TASK PROMPT
Each record below should be printed exactly as it was written.

[Data extracted from a collection]
......

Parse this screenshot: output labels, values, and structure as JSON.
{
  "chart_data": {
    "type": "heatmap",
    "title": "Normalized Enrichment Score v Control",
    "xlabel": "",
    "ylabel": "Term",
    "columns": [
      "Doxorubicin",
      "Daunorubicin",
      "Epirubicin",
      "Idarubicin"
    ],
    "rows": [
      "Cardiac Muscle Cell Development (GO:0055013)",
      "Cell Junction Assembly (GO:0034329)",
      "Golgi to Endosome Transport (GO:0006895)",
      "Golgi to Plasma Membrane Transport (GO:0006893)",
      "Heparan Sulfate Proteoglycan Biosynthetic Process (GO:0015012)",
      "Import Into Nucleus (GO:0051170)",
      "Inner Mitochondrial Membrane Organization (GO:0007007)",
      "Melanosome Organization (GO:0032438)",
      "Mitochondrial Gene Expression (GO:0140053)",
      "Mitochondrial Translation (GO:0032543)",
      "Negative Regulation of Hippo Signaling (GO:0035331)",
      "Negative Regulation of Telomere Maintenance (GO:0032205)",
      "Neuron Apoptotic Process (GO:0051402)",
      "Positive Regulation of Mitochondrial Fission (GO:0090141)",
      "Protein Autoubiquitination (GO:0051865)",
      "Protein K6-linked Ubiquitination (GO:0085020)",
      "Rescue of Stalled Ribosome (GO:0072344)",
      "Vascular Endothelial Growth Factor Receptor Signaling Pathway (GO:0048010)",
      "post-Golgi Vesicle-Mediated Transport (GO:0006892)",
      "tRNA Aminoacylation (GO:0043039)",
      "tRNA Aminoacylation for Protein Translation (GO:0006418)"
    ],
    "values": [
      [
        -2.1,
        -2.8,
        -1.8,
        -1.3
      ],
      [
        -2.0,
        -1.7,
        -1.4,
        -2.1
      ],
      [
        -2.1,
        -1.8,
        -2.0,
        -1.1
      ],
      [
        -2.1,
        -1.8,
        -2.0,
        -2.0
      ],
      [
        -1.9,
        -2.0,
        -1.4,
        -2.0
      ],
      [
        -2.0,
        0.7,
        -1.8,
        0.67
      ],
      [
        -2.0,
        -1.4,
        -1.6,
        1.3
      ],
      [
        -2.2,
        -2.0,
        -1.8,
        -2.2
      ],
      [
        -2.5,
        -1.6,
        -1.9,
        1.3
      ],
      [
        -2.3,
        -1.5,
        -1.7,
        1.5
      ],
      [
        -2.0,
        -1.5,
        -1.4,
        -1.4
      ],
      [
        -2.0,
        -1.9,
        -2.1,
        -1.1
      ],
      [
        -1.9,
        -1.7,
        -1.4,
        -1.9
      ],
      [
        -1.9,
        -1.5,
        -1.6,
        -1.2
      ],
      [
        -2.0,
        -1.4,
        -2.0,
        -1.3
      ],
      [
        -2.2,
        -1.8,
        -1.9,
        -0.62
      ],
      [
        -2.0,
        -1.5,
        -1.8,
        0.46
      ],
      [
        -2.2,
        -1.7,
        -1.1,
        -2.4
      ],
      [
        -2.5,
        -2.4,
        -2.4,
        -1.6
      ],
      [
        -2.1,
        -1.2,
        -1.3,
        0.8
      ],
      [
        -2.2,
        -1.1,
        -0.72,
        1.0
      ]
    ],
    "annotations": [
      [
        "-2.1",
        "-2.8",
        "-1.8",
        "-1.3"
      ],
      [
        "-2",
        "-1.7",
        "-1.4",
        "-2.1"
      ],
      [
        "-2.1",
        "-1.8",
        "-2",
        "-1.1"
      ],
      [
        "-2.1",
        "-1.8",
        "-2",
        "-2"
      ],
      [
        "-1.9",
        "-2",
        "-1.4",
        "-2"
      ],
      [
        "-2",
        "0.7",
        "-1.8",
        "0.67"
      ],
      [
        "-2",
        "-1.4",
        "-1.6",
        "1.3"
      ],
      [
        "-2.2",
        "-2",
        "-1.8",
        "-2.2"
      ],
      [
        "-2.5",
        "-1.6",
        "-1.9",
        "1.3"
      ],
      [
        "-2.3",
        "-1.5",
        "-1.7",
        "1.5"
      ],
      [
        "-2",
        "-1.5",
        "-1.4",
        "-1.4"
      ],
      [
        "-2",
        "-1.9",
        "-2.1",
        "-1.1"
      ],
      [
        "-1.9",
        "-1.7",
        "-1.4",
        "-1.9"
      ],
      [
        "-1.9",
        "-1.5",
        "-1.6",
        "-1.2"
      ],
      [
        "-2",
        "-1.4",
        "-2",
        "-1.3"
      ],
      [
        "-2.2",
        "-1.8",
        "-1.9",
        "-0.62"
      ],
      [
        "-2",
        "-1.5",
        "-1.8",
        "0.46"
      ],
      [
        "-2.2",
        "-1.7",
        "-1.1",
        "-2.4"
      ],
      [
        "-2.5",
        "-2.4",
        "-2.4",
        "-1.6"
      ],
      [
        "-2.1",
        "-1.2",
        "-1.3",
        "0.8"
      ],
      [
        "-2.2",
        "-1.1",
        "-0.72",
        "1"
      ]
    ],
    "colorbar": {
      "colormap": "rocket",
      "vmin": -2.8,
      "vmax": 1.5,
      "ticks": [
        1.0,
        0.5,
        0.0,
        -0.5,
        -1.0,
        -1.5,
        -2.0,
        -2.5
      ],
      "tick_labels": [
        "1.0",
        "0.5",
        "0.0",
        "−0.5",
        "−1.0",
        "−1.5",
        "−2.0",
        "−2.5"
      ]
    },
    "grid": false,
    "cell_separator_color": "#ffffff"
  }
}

......

EXPECTED OUTPUT
Parse this screenshot: output labels, values, and structure as JSON.
{
  "chart_data": {
    "type": "heatmap",
    "title": "Normalized Enrichment Score v Control",
    "xlabel": "",
    "ylabel": "Term",
    "columns": [
      "Doxorubicin",
      "Daunorubicin",
      "Epirubicin",
      "Idarubicin"
    ],
    "rows": [
      "Cardiac Muscle Cell Development (GO:0055013)",
      "Cell Junction Assembly (GO:0034329)",
      "Golgi to Endosome Transport (GO:0006895)",
      "Golgi to Plasma Membrane Transport (GO:0006893)",
      "Heparan Sulfate Proteoglycan Biosynthetic Process (GO:0015012)",
      "Import Into Nucleus (GO:0051170)",
      "Inner Mitochondrial Membrane Organization (GO:0007007)",
      "Melanosome Organization (GO:0032438)",
      "Mitochondrial Gene Expression (GO:0140053)",
      "Mitochondrial Translation (GO:0032543)",
      "Negative Regulation of Hippo Signaling (GO:0035331)",
      "Negative Regulation of Telomere Maintenance (GO:0032205)",
      "Neuron Apoptotic Process (GO:0051402)",
      "Positive Regulation of Mitochondrial Fission (GO:0090141)",
      "Protein Autoubiquitination (GO:0051865)",
      "Protein K6-linked Ubiquitination (GO:0085020)",
      "Rescue of Stalled Ribosome (GO:0072344)",
      "Vascular Endothelial Growth Factor Receptor Signaling Pathway (GO:0048010)",
      "post-Golgi Vesicle-Mediated Transport (GO:0006892)",
      "tRNA Aminoacylation (GO:0043039)",
      "tRNA Aminoacylation for Protein Translation (GO:0006418)"
    ],
    "values": [
      [
        -2.1,
        -2.8,
        -1.8,
        -1.3
      ],
      [
        -2.0,
        -1.7,
        -1.4,
        -2.1
      ],
      [
        -2.1,
        -1.8,
        -2.0,
        -1.1
      ],
      [
        -2.1,
        -1.8,
        -2.0,
        -2.0
      ],
      [
        -1.9,
        -2.0,
        -1.4,
        -2.0
      ],
      [
        -2.0,
        0.7,
        -1.8,
        0.67
      ],
      [
        -2.0,
        -1.4,
        -1.6,
        1.3
      ],
      [
        -2.2,
        -2.0,
        -1.8,
        -2.2
      ],
      [
        -2.5,
        -1.6,
        -1.9,
        1.3
      ],
      [
        -2.3,
        -1.5,
        -1.7,
        1.5
      ],
      [
        -2.0,
        -1.5,
        -1.4,
        -1.4
      ],
      [
        -2.0,
        -1.9,
        -2.1,
        -1.1
      ],
      [
        -1.9,
        -1.7,
        -1.4,
        -1.9
      ],
      [
        -1.9,
        -1.5,
        -1.6,
        -1.2
      ],
      [
        -2.0,
        -1.4,
        -2.0,
        -1.3
      ],
      [
        -2.2,
        -1.8,
        -1.9,
        -0.62
      ],
      [
        -2.0,
        -1.5,
        -1.8,
        0.46
      ],
      [
        -2.2,
        -1.7,
        -1.1,
        -2.4
      ],
      [
        -2.5,
        -2.4,
        -2.4,
        -1.6
      ],
      [
        -2.1,
        -1.2,
        -1.3,
        0.8
      ],
      [
        -2.2,
        -1.1,
        -0.72,
        1.0
      ]
    ],
    "annotations": [
      [
        "-2.1",
        "-2.8",
        "-1.8",
        "-1.3"
      ],
      [
        "-2",
        "-1.7",
        "-1.4",
        "-2.1"
      ],
      [
        "-2.1",
        "-1.8",
        "-2",
        "-1.1"
      ],
      [
        "-2.1",
        "-1.8",
        "-2",
        "-2"
      ],
      [
        "-1.9",
        "-2",
        "-1.4",
        "-2"
      ],
      [
        "-2",
        "0.7",
        "-1.8",
        "0.67"
      ],
      [
        "-2",
        "-1.4",
        "-1.6",
        "1.3"
      ],
      [
        "-2.2",
        "-2",
        "-1.8",
        "-2.2"
      ],
      [
        "-2.5",
        "-1.6",
        "-1.9",
        "1.3"
      ],
      [
        "-2.3",
        "-1.5",
        "-1.7",
        "1.5"
      ],
      [
        "-2",
        "-1.5",
        "-1.4",
        "-1.4"
      ],
      [
        "-2",
        "-1.9",
        "-2.1",
        "-1.1"
      ],
      [
        "-1.9",
        "-1.7",
        "-1.4",
        "-1.9"
      ],
      [
        "-1.9",
        "-1.5",
        "-1.6",
        "-1.2"
      ],
      [
        "-2",
        "-1.4",
        "-2",
        "-1.3"
      ],
      [
        "-2.2",
        "-1.8",
        "-1.9",
        "-0.62"
      ],
      [
        "-2",
        "-1.5",
        "-1.8",
        "0.46"
      ],
      [
        "-2.2",
        "-1.7",
        "-1.1",
        "-2.4"
      ],
      [
        "-2.5",
        "-2.4",
        "-2.4",
        "-1.6"
      ],
      [
        "-2.1",
        "-1.2",
        "-1.3",
        "0.8"
      ],
      [
        "-2.2",
        "-1.1",
        "-0.72",
        "1"
      ]
    ],
    "colorbar": {
      "colormap": "rocket",
      "vmin": -2.8,
      "vmax": 1.5,
      "ticks": [
        1.0,
        0.5,
        0.0,
        -0.5,
        -1.0,
        -1.5,
        -2.0,
        -2.5
      ],
      "tick_labels": [
        "1.0",
        "0.5",
        "0.0",
        "−0.5",
        "−1.0",
        "−1.5",
        "−2.0",
        "−2.5"
      ]
    },
    "grid": false,
    "cell_separator_color": "#ffffff"
  }
}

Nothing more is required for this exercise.